→ Brief
Extract the rows below, starting at the one that contains "395, 627, 411]" and ending at the one that contains "83, 532, 96]", with both of these included, and repeat them exactly.

[start of Rows]

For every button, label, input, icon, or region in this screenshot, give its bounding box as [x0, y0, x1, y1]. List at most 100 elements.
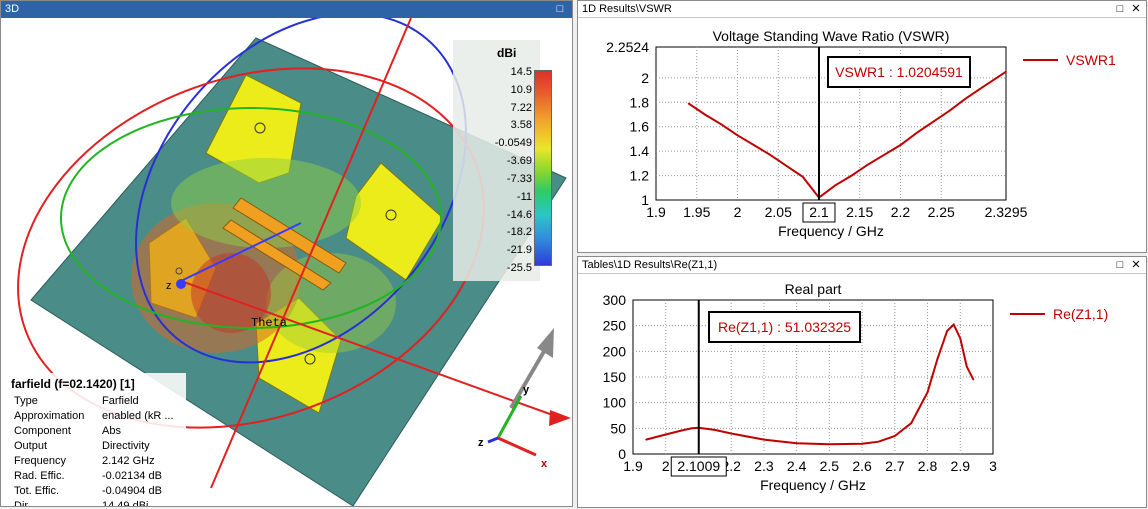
y-tick-label: 100	[603, 395, 627, 411]
x-tick-label: 2.7	[885, 458, 905, 474]
y-tick-label: 200	[603, 343, 627, 359]
colorbar-tick-label: -18.2	[506, 226, 532, 239]
origin-point	[176, 279, 186, 289]
vswr-titlebar[interactable]: 1D Results\VSWR □ ✕	[578, 1, 1146, 18]
data-point	[926, 391, 929, 394]
data-point	[964, 97, 967, 100]
y-tick-label: 1.2	[630, 168, 650, 184]
farfield-info-key: Output	[14, 440, 48, 452]
farfield-info-value: -0.02134 dB	[102, 470, 162, 482]
data-point	[720, 123, 722, 126]
via-icon	[385, 209, 397, 221]
rez-chart[interactable]: 1.922.12.22.32.42.52.62.72.82.9330025020…	[578, 274, 1146, 507]
farfield-info-box: farfield (f=02.1420) [1] Type Farfield App…	[7, 373, 186, 507]
origin-point	[175, 267, 183, 275]
arrow-red	[549, 410, 571, 426]
data-point	[681, 429, 683, 432]
colorbar	[534, 70, 552, 266]
triad-x-label: x	[541, 458, 548, 470]
x-tick-label: 1.9	[623, 458, 643, 474]
data-point	[936, 358, 939, 360]
marker-x-label: 2.1	[809, 204, 829, 220]
patch-right	[345, 162, 444, 281]
data-point	[899, 144, 902, 146]
legend-entry[interactable]: VSWR1	[1066, 52, 1116, 68]
data-point	[966, 365, 968, 368]
data-point	[946, 330, 948, 332]
x-tick-label: 2	[662, 458, 670, 474]
vswr-panel-title: 1D Results\VSWR	[582, 3, 672, 15]
arrow-gray-head	[537, 328, 554, 358]
farfield-info-key: Dir.	[14, 500, 31, 507]
view3d-canvas[interactable]: z Theta y x z dBi 14.5 10.9 7.22 3.58 -0.054…	[1, 12, 572, 507]
x-tick-label: 2.3295	[985, 204, 1028, 220]
data-point	[785, 164, 788, 167]
close-icon[interactable]: ✕	[1131, 259, 1141, 271]
data-point	[704, 113, 706, 116]
y-tick-label: 250	[603, 318, 627, 334]
restore-icon[interactable]: □	[556, 3, 564, 15]
data-point	[894, 435, 896, 437]
data-point	[828, 443, 831, 446]
data-point	[801, 175, 804, 178]
marker-x-box	[670, 456, 727, 477]
colorbar-tick-label: -25.5	[506, 262, 532, 274]
marker-value-box	[708, 311, 861, 343]
colorbar-tick-label: 10.9	[510, 83, 532, 96]
rez-panel-title: Tables\1D Results\Re(Z1,1)	[582, 259, 718, 271]
data-point	[910, 422, 912, 424]
y-tick-label: 2.2524	[606, 39, 649, 55]
restore-icon[interactable]: □	[1116, 259, 1124, 271]
rez-titlebar[interactable]: Tables\1D Results\Re(Z1,1) □ ✕	[578, 257, 1146, 274]
farfield-info-row: Rad. Effic. -0.02134 dB	[14, 470, 186, 485]
legend-entry[interactable]: Re(Z1,1)	[1053, 306, 1108, 322]
rez-panel[interactable]: Tables\1D Results\Re(Z1,1) □ ✕ 1.922.12.…	[577, 256, 1147, 508]
colorbar-tick-label: 7.22	[510, 101, 532, 114]
data-point	[645, 438, 647, 441]
data-point	[850, 174, 853, 177]
y-tick-label: 300	[603, 292, 627, 308]
farfield-scene: z Theta y x z	[17, 12, 571, 506]
farfield-info-row: Approximation enabled (kR ...	[14, 410, 186, 425]
triad-z-label: z	[478, 437, 484, 449]
data-point	[861, 442, 863, 445]
y-tick-label: 1.8	[630, 94, 650, 110]
farfield-info-key: Rad. Effic.	[14, 470, 65, 482]
data-point	[959, 337, 962, 340]
view3d-titlebar[interactable]: 3D □	[1, 1, 572, 18]
farfield-info-value: -0.04904 dB	[102, 485, 162, 497]
vswr-panel[interactable]: 1D Results\VSWR □ ✕ 1.9 1.95 2 2.05 2.15 2.2 2…	[577, 0, 1147, 253]
data-point	[763, 438, 765, 441]
marker-value-label: Re(Z1,1) : 51.032325	[718, 319, 851, 335]
farfield-info-value: 2.142 GHz	[102, 455, 155, 467]
triad-z-axis	[487, 436, 499, 444]
farfield-info-key: Component	[14, 425, 71, 437]
data-point	[948, 110, 951, 112]
colorbar-tick-label: 3.58	[510, 119, 532, 132]
farfield-info-value: 14.49 dBi	[102, 500, 149, 507]
farfield-info-title: farfield (f=02.1420) [1]	[11, 377, 135, 391]
data-point	[883, 153, 885, 156]
z-axis-label-scene: z	[166, 280, 172, 292]
close-icon[interactable]: ✕	[1131, 3, 1141, 15]
farfield-info-key: Type	[14, 395, 38, 407]
colorbar-unit: dBi	[497, 46, 517, 60]
data-point	[714, 429, 716, 431]
farfield-info-key: Approximation	[14, 410, 85, 422]
data-point	[687, 102, 690, 105]
triad-y-axis	[496, 395, 523, 439]
y-tick-label: 1	[641, 192, 649, 208]
x-tick-label: 2.05	[765, 204, 792, 220]
colorbar-tick-label: -11	[516, 190, 532, 203]
view3d-panel[interactable]: 3D □	[0, 0, 573, 507]
vswr-chart[interactable]: 1.9 1.95 2 2.05 2.15 2.2 2.25 2.3295 2.2524 2 1.8 1…	[578, 18, 1146, 252]
farfield-info-value: enabled (kR ...	[102, 410, 174, 422]
triad-x-axis	[497, 436, 537, 457]
farfield-info-value: Farfield	[102, 395, 139, 407]
restore-icon[interactable]: □	[1116, 3, 1124, 15]
arrow-gray	[509, 346, 548, 410]
marker-value-box	[827, 56, 971, 88]
x-tick-label: 2.25	[928, 204, 955, 220]
marker-x-label: 2.1009	[677, 458, 720, 474]
x-tick-label: 2.6	[852, 458, 872, 474]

[end of Rows]

→ Result for this exercise
y-tick-label: 100	[603, 395, 627, 411]
x-tick-label: 2.7	[885, 458, 905, 474]
y-tick-label: 200	[603, 343, 627, 359]
colorbar-tick-label: -18.2	[506, 226, 532, 239]
origin-point	[176, 279, 186, 289]
vswr-titlebar[interactable]: 1D Results\VSWR □ ✕	[578, 1, 1146, 18]
data-point	[926, 391, 929, 394]
data-point	[964, 97, 967, 100]
y-tick-label: 1.2	[630, 168, 650, 184]
farfield-info-key: Output	[14, 440, 48, 452]
farfield-info-value: -0.02134 dB	[102, 470, 162, 482]
data-point	[720, 123, 722, 126]
via-icon	[385, 209, 397, 221]
rez-chart[interactable]: 1.922.12.22.32.42.52.62.72.82.9330025020…	[578, 274, 1146, 507]
farfield-info-box: farfield (f=02.1420) [1] Type Farfield App…	[7, 373, 186, 507]
origin-point	[175, 267, 183, 275]
arrow-red	[549, 410, 571, 426]
data-point	[681, 429, 683, 432]
colorbar	[534, 70, 552, 266]
triad-x-label: x	[541, 458, 548, 470]
x-tick-label: 1.9	[623, 458, 643, 474]
data-point	[936, 358, 939, 360]
marker-x-label: 2.1	[809, 204, 829, 220]
patch-right	[345, 162, 444, 281]
data-point	[899, 144, 902, 146]
legend-entry[interactable]: VSWR1	[1066, 52, 1116, 68]
data-point	[966, 365, 968, 368]
data-point	[946, 330, 948, 332]
x-tick-label: 2	[662, 458, 670, 474]
vswr-panel-title: 1D Results\VSWR	[582, 3, 672, 15]
arrow-gray-head	[537, 328, 554, 358]
farfield-info-key: Dir.	[14, 500, 31, 507]
view3d-canvas[interactable]: z Theta y x z dBi 14.5 10.9 7.22 3.58 -0.054…	[1, 12, 572, 507]
x-tick-label: 2.3295	[985, 204, 1028, 220]
data-point	[785, 164, 788, 167]
close-icon[interactable]: ✕	[1131, 259, 1141, 271]
data-point	[704, 113, 706, 116]
y-tick-label: 250	[603, 318, 627, 334]
restore-icon[interactable]: □	[556, 3, 564, 15]
data-point	[894, 435, 896, 437]
data-point	[828, 443, 831, 446]
data-point	[801, 175, 804, 178]
marker-x-box	[670, 456, 727, 477]
colorbar-tick-label: -25.5	[506, 262, 532, 274]
marker-value-box	[708, 311, 861, 343]
colorbar-tick-label: 10.9	[510, 83, 532, 96]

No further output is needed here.